⟨

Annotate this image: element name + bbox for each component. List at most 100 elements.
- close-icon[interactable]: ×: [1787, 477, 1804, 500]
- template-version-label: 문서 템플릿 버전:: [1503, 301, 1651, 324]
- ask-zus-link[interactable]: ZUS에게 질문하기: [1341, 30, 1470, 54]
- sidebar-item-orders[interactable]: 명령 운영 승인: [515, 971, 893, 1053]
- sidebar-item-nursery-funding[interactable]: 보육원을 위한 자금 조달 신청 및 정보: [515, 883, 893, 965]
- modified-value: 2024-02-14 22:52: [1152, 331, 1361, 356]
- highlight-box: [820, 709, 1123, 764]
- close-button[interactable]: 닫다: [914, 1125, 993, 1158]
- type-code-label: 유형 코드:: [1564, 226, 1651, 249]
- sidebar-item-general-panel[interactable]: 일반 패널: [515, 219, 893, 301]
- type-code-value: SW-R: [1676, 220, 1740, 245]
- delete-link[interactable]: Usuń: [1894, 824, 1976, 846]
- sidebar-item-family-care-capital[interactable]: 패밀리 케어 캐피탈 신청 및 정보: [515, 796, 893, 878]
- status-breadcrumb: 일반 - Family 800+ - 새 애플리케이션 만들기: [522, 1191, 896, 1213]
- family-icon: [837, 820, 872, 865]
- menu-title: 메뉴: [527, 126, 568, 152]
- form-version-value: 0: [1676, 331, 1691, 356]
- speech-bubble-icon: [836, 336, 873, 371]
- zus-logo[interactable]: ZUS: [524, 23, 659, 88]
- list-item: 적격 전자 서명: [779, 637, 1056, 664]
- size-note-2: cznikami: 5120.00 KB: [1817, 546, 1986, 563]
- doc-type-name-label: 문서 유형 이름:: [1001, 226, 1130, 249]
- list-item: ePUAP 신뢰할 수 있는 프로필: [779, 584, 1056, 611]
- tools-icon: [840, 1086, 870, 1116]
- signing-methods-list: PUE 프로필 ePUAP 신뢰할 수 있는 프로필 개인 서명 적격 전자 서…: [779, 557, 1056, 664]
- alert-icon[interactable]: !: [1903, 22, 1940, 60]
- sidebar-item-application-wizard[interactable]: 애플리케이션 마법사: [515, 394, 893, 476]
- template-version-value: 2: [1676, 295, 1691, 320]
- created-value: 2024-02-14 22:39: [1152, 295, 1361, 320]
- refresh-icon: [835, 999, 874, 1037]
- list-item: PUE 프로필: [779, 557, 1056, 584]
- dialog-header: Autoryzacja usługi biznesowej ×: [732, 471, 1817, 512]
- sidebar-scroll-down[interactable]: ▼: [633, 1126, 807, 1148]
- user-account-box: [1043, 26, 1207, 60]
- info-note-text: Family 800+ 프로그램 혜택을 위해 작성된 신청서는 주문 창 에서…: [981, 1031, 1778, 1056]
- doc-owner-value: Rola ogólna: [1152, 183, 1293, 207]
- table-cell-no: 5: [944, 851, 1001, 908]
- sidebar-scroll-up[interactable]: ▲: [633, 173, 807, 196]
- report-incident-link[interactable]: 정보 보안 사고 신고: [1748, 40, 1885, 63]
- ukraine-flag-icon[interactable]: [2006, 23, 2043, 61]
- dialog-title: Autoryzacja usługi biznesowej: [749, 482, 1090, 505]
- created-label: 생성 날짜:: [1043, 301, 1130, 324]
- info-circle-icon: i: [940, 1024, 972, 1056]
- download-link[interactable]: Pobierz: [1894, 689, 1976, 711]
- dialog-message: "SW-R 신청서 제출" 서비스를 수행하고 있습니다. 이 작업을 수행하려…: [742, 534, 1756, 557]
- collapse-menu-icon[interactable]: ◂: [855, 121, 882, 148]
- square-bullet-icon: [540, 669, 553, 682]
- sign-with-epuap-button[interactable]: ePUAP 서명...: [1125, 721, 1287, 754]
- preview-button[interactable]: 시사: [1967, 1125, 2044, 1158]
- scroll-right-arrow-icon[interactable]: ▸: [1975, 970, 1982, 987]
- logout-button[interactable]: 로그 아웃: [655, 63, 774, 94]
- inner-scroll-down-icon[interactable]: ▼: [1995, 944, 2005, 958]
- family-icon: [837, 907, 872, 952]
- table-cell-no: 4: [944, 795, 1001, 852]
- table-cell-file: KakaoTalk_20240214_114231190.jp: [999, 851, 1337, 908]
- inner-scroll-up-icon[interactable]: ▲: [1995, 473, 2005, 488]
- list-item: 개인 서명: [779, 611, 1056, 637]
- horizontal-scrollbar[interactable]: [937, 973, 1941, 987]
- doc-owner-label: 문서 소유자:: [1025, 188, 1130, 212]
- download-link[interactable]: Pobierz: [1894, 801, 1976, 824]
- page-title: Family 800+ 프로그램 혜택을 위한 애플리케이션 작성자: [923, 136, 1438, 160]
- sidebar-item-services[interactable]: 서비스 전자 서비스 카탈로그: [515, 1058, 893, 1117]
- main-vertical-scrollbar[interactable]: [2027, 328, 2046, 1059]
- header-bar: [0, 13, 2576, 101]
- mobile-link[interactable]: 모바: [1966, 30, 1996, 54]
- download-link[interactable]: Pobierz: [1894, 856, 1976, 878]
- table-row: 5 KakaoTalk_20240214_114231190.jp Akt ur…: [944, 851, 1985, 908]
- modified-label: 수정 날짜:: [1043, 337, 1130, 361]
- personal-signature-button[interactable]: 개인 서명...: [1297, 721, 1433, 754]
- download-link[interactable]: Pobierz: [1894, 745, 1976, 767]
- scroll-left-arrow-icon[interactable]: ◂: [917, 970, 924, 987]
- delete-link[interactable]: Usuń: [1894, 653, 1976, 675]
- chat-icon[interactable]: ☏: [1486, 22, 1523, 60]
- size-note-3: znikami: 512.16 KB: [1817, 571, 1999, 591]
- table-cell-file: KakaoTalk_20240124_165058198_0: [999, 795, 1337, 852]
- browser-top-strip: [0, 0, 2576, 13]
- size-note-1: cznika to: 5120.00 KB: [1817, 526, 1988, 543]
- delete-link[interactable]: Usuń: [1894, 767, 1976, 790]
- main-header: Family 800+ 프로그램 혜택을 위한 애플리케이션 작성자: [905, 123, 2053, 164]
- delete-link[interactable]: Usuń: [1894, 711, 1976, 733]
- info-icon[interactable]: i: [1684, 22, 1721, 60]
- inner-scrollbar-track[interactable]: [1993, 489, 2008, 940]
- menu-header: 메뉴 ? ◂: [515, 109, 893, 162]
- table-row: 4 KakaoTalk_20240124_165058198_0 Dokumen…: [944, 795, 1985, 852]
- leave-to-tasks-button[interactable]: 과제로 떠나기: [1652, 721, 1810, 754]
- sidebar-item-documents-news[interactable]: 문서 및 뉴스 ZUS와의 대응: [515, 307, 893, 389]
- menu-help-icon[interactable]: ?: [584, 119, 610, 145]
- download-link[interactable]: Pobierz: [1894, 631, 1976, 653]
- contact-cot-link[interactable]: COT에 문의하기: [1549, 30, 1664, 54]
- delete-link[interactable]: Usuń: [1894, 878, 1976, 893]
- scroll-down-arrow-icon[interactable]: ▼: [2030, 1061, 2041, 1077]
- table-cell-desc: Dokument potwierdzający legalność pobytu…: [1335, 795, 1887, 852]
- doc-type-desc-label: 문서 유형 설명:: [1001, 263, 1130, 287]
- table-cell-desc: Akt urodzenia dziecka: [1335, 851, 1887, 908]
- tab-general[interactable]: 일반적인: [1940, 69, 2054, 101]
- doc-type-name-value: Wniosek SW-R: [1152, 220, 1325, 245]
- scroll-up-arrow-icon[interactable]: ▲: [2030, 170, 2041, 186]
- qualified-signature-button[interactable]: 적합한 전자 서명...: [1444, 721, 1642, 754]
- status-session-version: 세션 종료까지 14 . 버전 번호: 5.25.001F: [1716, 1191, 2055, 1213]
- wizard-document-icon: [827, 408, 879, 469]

⟩

> **What you need to do**:
Report each line in the entries above that contains the string "size".

> **Solution to this task**:
- size-note-2: cznikami: 5120.00 KB: [1817, 546, 1986, 563]
- size-note-3: znikami: 512.16 KB: [1817, 571, 1999, 591]
- size-note-1: cznika to: 5120.00 KB: [1817, 526, 1988, 543]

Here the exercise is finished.